[start Stored records]

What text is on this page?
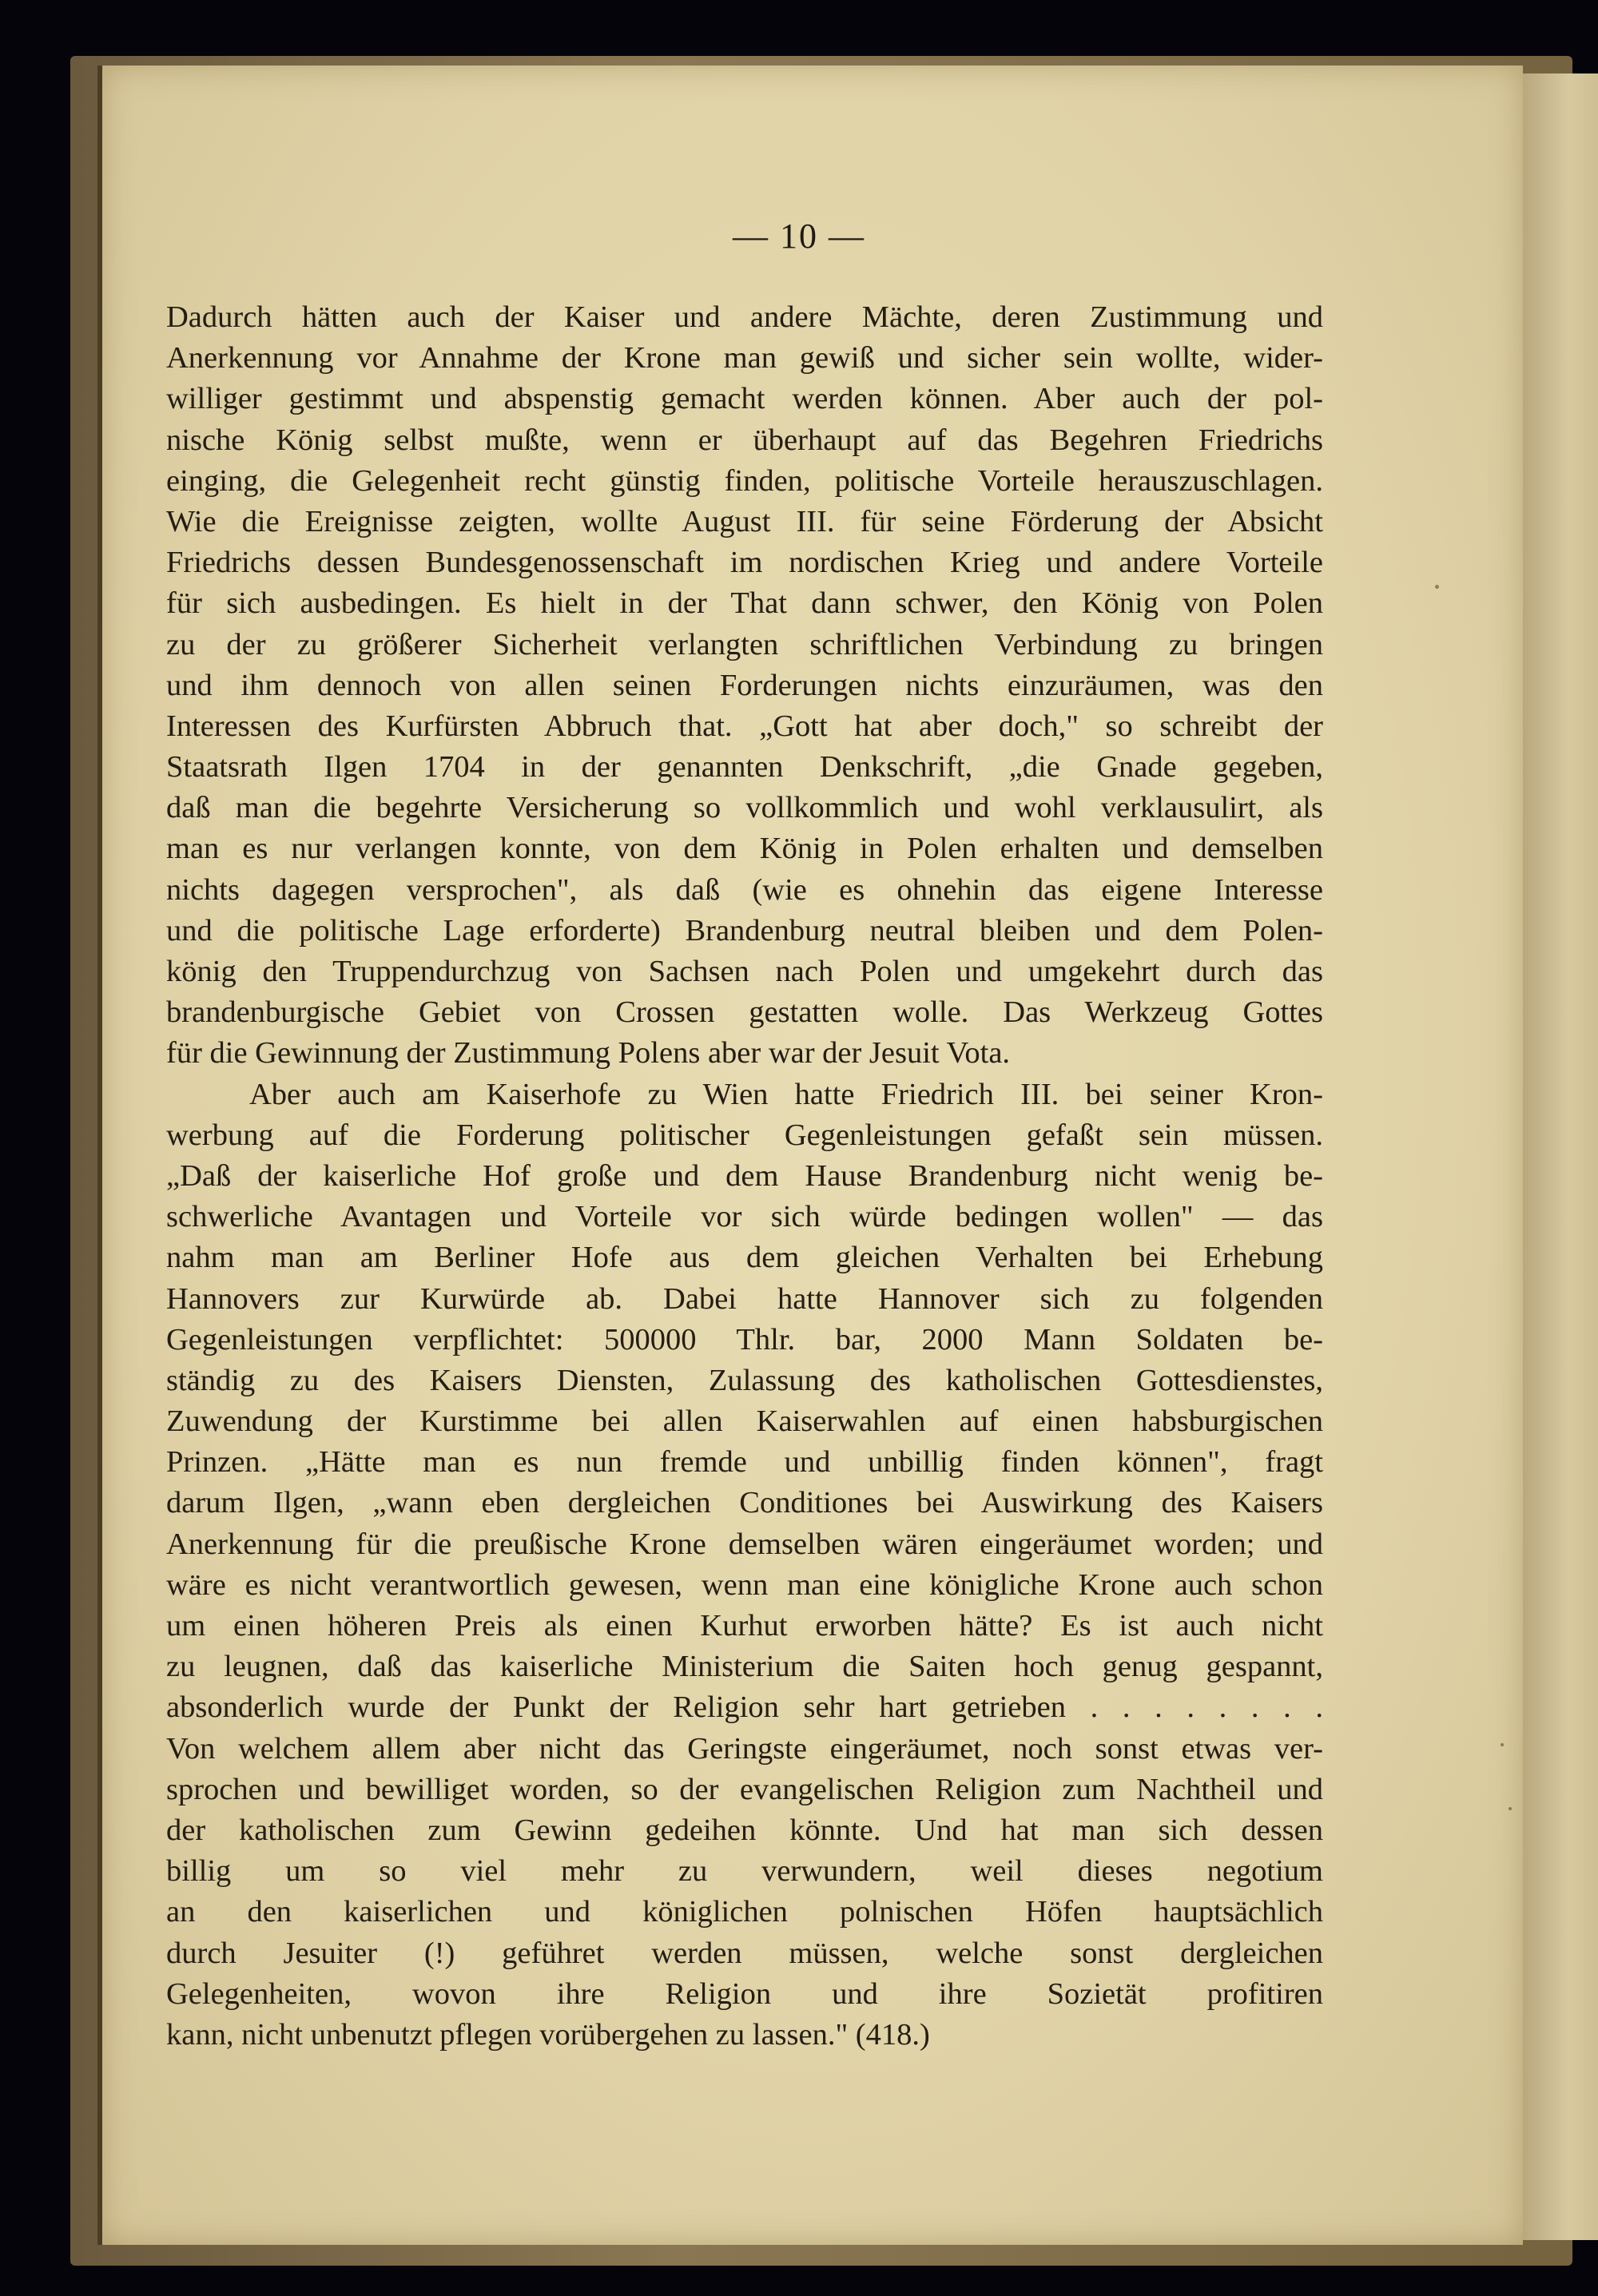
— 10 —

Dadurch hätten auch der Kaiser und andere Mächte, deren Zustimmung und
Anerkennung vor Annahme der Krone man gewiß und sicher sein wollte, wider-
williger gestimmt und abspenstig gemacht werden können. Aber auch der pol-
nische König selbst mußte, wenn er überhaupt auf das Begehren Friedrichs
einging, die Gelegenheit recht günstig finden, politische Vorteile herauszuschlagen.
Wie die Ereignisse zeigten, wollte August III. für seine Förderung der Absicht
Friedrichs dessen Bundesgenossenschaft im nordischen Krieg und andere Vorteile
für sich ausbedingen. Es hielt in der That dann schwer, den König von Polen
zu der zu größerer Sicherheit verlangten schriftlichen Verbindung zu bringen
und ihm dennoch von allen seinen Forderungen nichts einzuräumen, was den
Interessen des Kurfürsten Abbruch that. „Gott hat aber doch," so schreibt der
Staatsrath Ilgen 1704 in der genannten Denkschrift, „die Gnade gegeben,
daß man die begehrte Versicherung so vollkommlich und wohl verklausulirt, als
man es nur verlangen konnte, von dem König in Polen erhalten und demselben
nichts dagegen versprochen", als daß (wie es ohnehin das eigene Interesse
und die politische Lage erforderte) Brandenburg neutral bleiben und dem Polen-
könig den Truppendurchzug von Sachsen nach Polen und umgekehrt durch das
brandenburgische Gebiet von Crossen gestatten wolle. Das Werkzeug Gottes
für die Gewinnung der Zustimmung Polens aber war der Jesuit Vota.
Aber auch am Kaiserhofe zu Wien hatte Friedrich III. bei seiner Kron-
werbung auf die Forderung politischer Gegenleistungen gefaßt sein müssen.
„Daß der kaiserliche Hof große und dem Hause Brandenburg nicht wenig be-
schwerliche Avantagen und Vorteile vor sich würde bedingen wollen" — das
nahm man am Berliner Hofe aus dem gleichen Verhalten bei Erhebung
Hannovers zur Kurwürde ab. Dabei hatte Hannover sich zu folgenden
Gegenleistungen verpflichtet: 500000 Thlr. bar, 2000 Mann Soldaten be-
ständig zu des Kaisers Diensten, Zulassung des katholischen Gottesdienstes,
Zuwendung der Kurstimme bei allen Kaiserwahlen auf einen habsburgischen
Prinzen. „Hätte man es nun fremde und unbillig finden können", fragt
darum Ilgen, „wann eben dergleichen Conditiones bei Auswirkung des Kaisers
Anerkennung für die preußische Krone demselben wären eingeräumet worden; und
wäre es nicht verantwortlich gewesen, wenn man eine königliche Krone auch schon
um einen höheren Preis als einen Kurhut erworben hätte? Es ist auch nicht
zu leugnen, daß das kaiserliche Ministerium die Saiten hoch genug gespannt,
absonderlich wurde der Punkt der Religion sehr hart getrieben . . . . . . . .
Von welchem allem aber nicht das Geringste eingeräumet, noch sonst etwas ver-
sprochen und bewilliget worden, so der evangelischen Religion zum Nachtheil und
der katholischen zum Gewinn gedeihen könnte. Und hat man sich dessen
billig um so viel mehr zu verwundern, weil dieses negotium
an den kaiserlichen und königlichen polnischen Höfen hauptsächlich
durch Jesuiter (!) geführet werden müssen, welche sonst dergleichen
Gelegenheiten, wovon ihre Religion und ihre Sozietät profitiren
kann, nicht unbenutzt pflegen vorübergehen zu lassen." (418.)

[end Stored records]
[start Stored records]

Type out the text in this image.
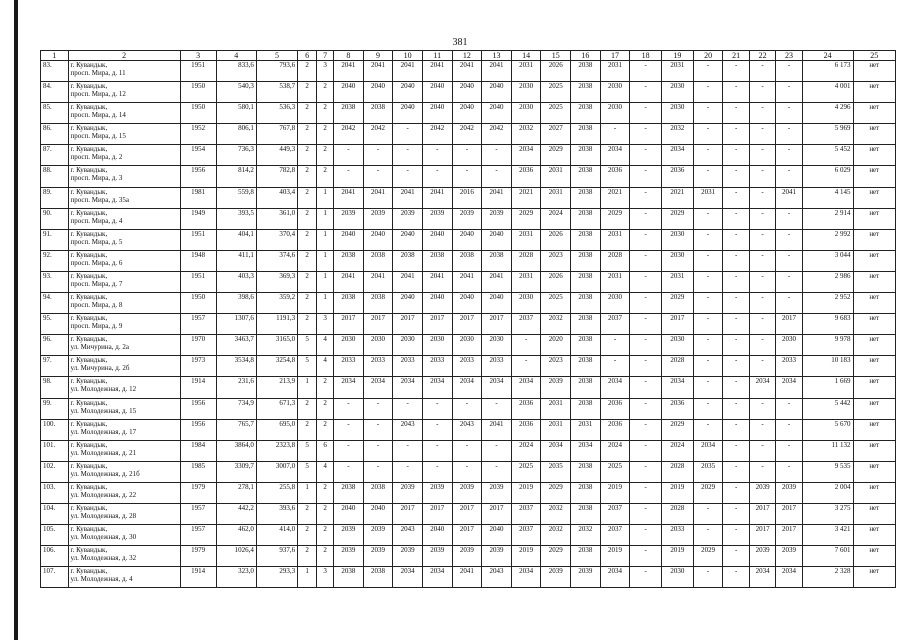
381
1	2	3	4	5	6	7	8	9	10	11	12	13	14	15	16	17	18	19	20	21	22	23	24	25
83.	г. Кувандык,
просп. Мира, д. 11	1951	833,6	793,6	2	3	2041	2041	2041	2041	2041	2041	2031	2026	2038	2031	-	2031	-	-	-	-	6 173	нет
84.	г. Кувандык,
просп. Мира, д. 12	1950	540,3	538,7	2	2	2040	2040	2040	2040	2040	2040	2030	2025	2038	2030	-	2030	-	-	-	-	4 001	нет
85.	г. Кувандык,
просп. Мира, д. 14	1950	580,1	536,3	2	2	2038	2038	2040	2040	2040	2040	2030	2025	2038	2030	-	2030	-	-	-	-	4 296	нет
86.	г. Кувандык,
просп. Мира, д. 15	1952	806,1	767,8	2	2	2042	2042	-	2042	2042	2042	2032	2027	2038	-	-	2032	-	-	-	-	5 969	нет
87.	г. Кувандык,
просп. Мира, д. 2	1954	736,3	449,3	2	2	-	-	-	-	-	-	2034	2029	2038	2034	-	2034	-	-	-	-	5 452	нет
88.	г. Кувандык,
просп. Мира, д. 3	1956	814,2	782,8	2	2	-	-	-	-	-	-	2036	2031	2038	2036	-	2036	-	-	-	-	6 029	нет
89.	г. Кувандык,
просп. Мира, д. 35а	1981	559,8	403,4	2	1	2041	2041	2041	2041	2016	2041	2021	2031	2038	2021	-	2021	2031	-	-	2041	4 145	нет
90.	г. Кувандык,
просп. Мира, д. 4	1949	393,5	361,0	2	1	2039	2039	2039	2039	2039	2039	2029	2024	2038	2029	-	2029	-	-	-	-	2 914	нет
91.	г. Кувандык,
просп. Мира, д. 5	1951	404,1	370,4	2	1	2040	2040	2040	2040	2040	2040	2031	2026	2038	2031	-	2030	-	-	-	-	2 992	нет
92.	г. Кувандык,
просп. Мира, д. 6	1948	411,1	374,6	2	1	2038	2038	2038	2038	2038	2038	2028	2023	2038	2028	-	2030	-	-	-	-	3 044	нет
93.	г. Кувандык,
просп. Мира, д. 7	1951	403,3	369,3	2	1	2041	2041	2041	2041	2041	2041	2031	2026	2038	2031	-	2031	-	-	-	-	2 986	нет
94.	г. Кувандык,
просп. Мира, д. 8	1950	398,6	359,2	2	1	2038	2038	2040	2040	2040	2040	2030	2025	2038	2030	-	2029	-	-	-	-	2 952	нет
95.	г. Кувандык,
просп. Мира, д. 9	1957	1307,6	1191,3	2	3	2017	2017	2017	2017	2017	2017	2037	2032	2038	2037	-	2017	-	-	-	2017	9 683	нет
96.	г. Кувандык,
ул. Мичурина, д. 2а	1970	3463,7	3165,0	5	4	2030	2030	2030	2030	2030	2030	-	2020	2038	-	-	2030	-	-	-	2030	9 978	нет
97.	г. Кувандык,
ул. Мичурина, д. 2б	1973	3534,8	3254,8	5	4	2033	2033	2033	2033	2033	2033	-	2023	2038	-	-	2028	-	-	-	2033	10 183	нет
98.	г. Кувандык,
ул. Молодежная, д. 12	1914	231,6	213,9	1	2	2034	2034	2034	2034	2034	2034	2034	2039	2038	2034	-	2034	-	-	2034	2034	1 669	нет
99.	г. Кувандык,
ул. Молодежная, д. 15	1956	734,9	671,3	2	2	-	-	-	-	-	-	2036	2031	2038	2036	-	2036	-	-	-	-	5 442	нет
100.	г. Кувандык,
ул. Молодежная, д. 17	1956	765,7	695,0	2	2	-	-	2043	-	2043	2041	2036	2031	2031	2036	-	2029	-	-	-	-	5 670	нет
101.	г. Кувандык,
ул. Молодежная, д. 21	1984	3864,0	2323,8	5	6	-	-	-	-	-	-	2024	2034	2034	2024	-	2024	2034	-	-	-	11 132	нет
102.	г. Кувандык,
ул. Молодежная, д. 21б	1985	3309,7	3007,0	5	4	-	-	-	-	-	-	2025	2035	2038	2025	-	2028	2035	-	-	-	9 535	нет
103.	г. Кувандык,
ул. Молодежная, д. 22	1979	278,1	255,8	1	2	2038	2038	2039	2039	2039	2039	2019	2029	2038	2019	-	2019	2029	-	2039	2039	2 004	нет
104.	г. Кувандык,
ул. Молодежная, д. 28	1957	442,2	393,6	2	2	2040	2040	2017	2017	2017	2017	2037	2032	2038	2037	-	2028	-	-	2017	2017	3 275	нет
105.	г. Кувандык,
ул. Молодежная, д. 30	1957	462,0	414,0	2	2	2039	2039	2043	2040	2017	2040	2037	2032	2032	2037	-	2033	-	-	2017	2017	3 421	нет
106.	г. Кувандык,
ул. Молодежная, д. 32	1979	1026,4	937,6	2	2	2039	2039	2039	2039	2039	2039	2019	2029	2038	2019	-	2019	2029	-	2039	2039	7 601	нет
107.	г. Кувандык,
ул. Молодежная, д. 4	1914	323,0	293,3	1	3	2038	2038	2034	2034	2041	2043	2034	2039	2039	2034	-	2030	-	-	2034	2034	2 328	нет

[end Stored records]

> [Task goal] Among the lines of the data, identify those with the word "Vorteile". Copy each of them.

> [Result]
einging, die Gelegenheit recht günstig finden, politische Vorteile herauszuschlagen.
Friedrichs dessen Bundesgenossenschaft im nordischen Krieg und andere Vorteile
schwerliche Avantagen und Vorteile vor sich würde bedingen wollen" — das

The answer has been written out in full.